• _The records_:
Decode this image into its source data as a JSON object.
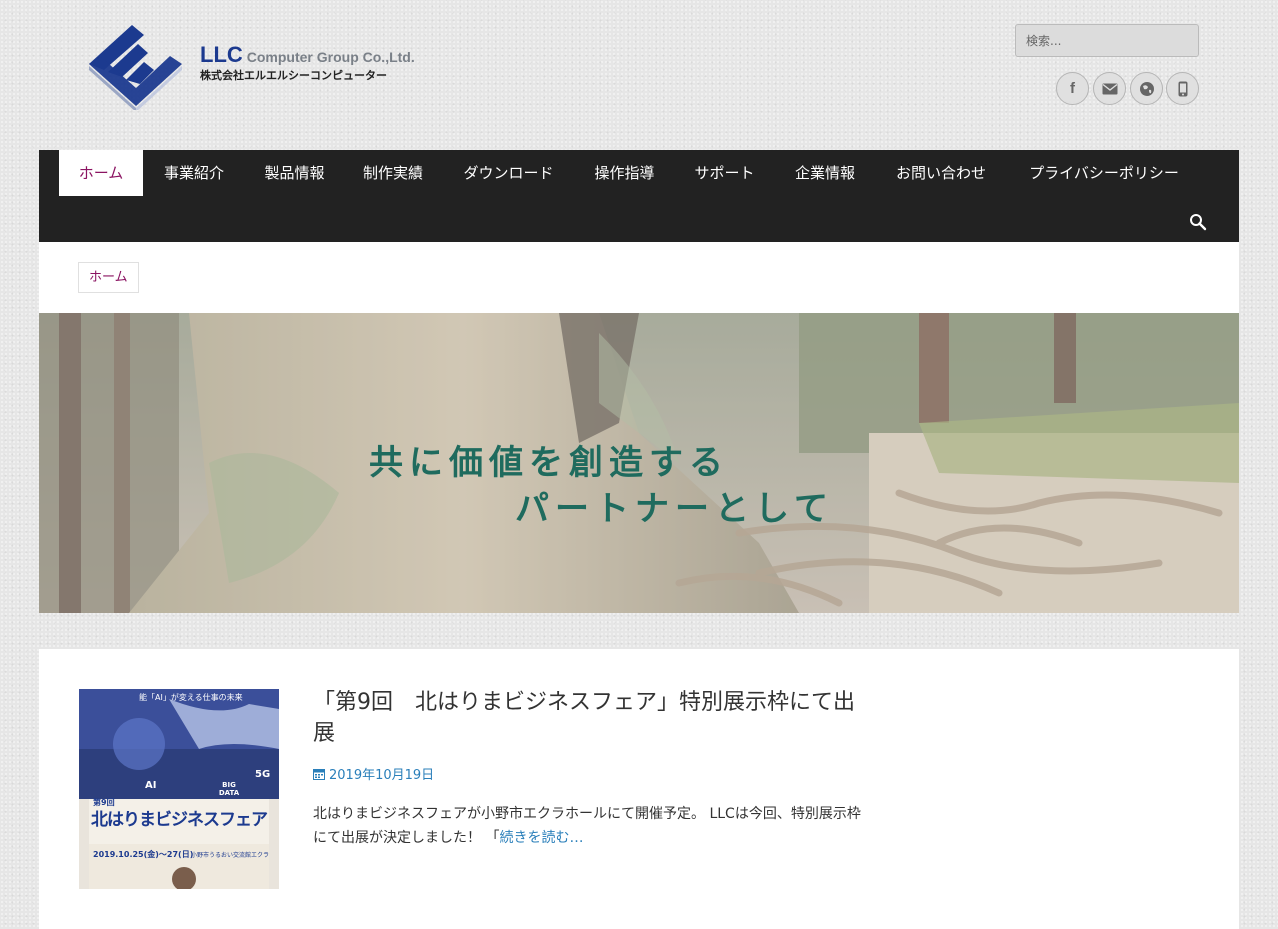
{
  "header": {
    "logo_en_mark": "LLC",
    "logo_en": "Computer Group Co.,Ltd.",
    "logo_ja": "株式会社エルエルシーコンピューター",
    "search_placeholder": "検索...",
    "social": [
      {
        "icon": "facebook-icon",
        "glyph": "f"
      },
      {
        "icon": "mail-icon",
        "glyph": "✉"
      },
      {
        "icon": "globe-icon",
        "glyph": "⊕"
      },
      {
        "icon": "phone-icon",
        "glyph": "▯"
      }
    ]
  },
  "nav": {
    "items": [
      "ホーム",
      "事業紹介",
      "製品情報",
      "制作実績",
      "ダウンロード",
      "操作指導",
      "サポート",
      "企業情報",
      "お問い合わせ",
      "プライバシーポリシー"
    ],
    "active_index": 0,
    "search_icon": "search-icon"
  },
  "breadcrumb": {
    "home": "ホーム"
  },
  "hero": {
    "line1": "共に価値を創造する",
    "line2": "パートナーとして"
  },
  "post": {
    "title": "「第9回　北はりまビジネスフェア」特別展示枠にて出展",
    "date": "2019年10月19日",
    "excerpt": "北はりまビジネスフェアが小野市エクラホールにて開催予定。 LLCは今回、特別展示枠にて出展が決定しました！ 「",
    "read_more": "続きを読む…",
    "thumb": {
      "title": "北はりまビジネスフェア",
      "edition": "第9回",
      "dates": "2019.10.25(金)〜27(日)",
      "venue": "小野市うるおい交流館エクラ",
      "tags": [
        "AI",
        "BIG DATA",
        "5G"
      ],
      "headline": "能「AI」が変える仕事の未来"
    }
  },
  "colors": {
    "nav_bg": "#222222",
    "active": "#8b1462",
    "link": "#2a7fba",
    "hero_text": "#1f6b5e"
  }
}
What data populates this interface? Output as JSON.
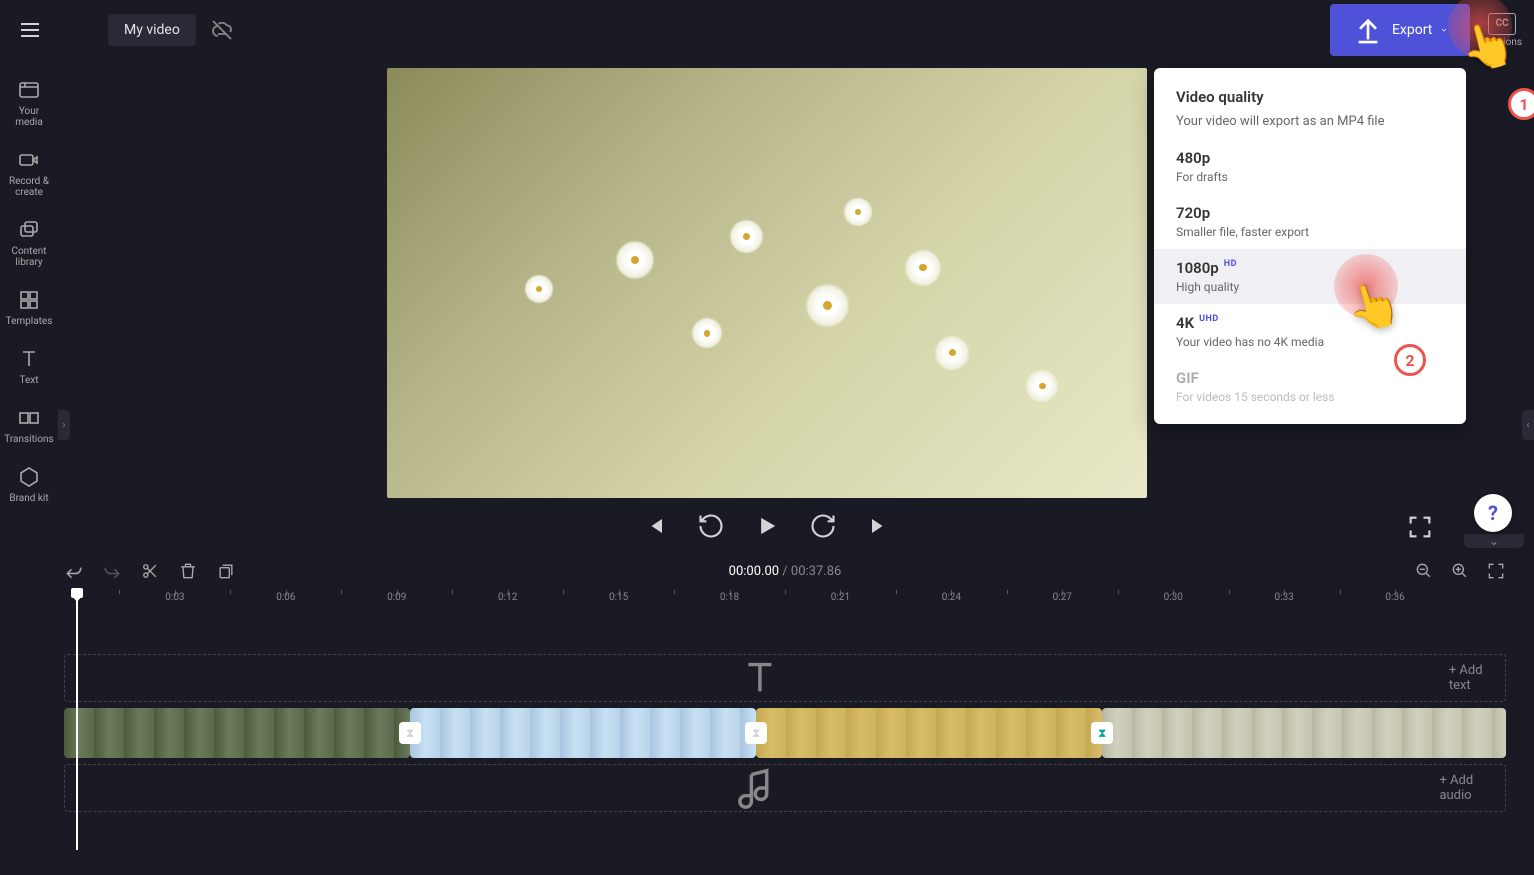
{
  "topbar": {
    "project_name": "My video",
    "export_label": "Export",
    "captions_label": "Captions"
  },
  "sidebar": {
    "items": [
      {
        "label": "Your media"
      },
      {
        "label": "Record & create"
      },
      {
        "label": "Content library"
      },
      {
        "label": "Templates"
      },
      {
        "label": "Text"
      },
      {
        "label": "Transitions"
      },
      {
        "label": "Brand kit"
      }
    ]
  },
  "export_popup": {
    "title": "Video quality",
    "subtitle": "Your video will export as an MP4 file",
    "options": [
      {
        "label": "480p",
        "desc": "For drafts",
        "badge": ""
      },
      {
        "label": "720p",
        "desc": "Smaller file, faster export",
        "badge": ""
      },
      {
        "label": "1080p",
        "desc": "High quality",
        "badge": "HD"
      },
      {
        "label": "4K",
        "desc": "Your video has no 4K media",
        "badge": "UHD"
      },
      {
        "label": "GIF",
        "desc": "For videos 15 seconds or less",
        "badge": ""
      }
    ]
  },
  "annotations": {
    "step1": "1",
    "step2": "2"
  },
  "timeline": {
    "current_time": "00:00.00",
    "total_time": "00:37.86",
    "separator": " / ",
    "ticks": [
      "0:03",
      "0:06",
      "0:09",
      "0:12",
      "0:15",
      "0:18",
      "0:21",
      "0:24",
      "0:27",
      "0:30",
      "0:33",
      "0:36"
    ],
    "add_text_label": "+  Add text",
    "add_audio_label": "+  Add audio"
  },
  "help": {
    "symbol": "?"
  },
  "icons": {
    "hamburger": "menu",
    "cloud_off": "cloud-off",
    "upload": "upload"
  }
}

• _Job_:
Return the whole listing, word for word, and leave out every picture.

• _Written answer_:
Decode this image into its source data as a JSON object.
{
  "header": {
    "logo_en_mark": "LLC",
    "logo_en": "Computer Group Co.,Ltd.",
    "logo_ja": "株式会社エルエルシーコンピューター",
    "search_placeholder": "検索...",
    "social": [
      {
        "icon": "facebook-icon",
        "glyph": "f"
      },
      {
        "icon": "mail-icon",
        "glyph": "✉"
      },
      {
        "icon": "globe-icon",
        "glyph": "⊕"
      },
      {
        "icon": "phone-icon",
        "glyph": "▯"
      }
    ]
  },
  "nav": {
    "items": [
      "ホーム",
      "事業紹介",
      "製品情報",
      "制作実績",
      "ダウンロード",
      "操作指導",
      "サポート",
      "企業情報",
      "お問い合わせ",
      "プライバシーポリシー"
    ],
    "active_index": 0,
    "search_icon": "search-icon"
  },
  "breadcrumb": {
    "home": "ホーム"
  },
  "hero": {
    "line1": "共に価値を創造する",
    "line2": "パートナーとして"
  },
  "post": {
    "title": "「第9回　北はりまビジネスフェア」特別展示枠にて出展",
    "date": "2019年10月19日",
    "excerpt": "北はりまビジネスフェアが小野市エクラホールにて開催予定。 LLCは今回、特別展示枠にて出展が決定しました！ 「",
    "read_more": "続きを読む…",
    "thumb": {
      "title": "北はりまビジネスフェア",
      "edition": "第9回",
      "dates": "2019.10.25(金)〜27(日)",
      "venue": "小野市うるおい交流館エクラ",
      "tags": [
        "AI",
        "BIG DATA",
        "5G"
      ],
      "headline": "能「AI」が変える仕事の未来"
    }
  },
  "colors": {
    "nav_bg": "#222222",
    "active": "#8b1462",
    "link": "#2a7fba",
    "hero_text": "#1f6b5e"
  }
}
What data populates this interface? Output as JSON.
{
  "topbar": {
    "project_name": "My video",
    "export_label": "Export",
    "captions_label": "Captions"
  },
  "sidebar": {
    "items": [
      {
        "label": "Your media"
      },
      {
        "label": "Record & create"
      },
      {
        "label": "Content library"
      },
      {
        "label": "Templates"
      },
      {
        "label": "Text"
      },
      {
        "label": "Transitions"
      },
      {
        "label": "Brand kit"
      }
    ]
  },
  "export_popup": {
    "title": "Video quality",
    "subtitle": "Your video will export as an MP4 file",
    "options": [
      {
        "label": "480p",
        "desc": "For drafts",
        "badge": ""
      },
      {
        "label": "720p",
        "desc": "Smaller file, faster export",
        "badge": ""
      },
      {
        "label": "1080p",
        "desc": "High quality",
        "badge": "HD"
      },
      {
        "label": "4K",
        "desc": "Your video has no 4K media",
        "badge": "UHD"
      },
      {
        "label": "GIF",
        "desc": "For videos 15 seconds or less",
        "badge": ""
      }
    ]
  },
  "annotations": {
    "step1": "1",
    "step2": "2"
  },
  "timeline": {
    "current_time": "00:00.00",
    "total_time": "00:37.86",
    "separator": " / ",
    "ticks": [
      "0:03",
      "0:06",
      "0:09",
      "0:12",
      "0:15",
      "0:18",
      "0:21",
      "0:24",
      "0:27",
      "0:30",
      "0:33",
      "0:36"
    ],
    "add_text_label": "+  Add text",
    "add_audio_label": "+  Add audio"
  },
  "help": {
    "symbol": "?"
  },
  "icons": {
    "hamburger": "menu",
    "cloud_off": "cloud-off",
    "upload": "upload"
  }
}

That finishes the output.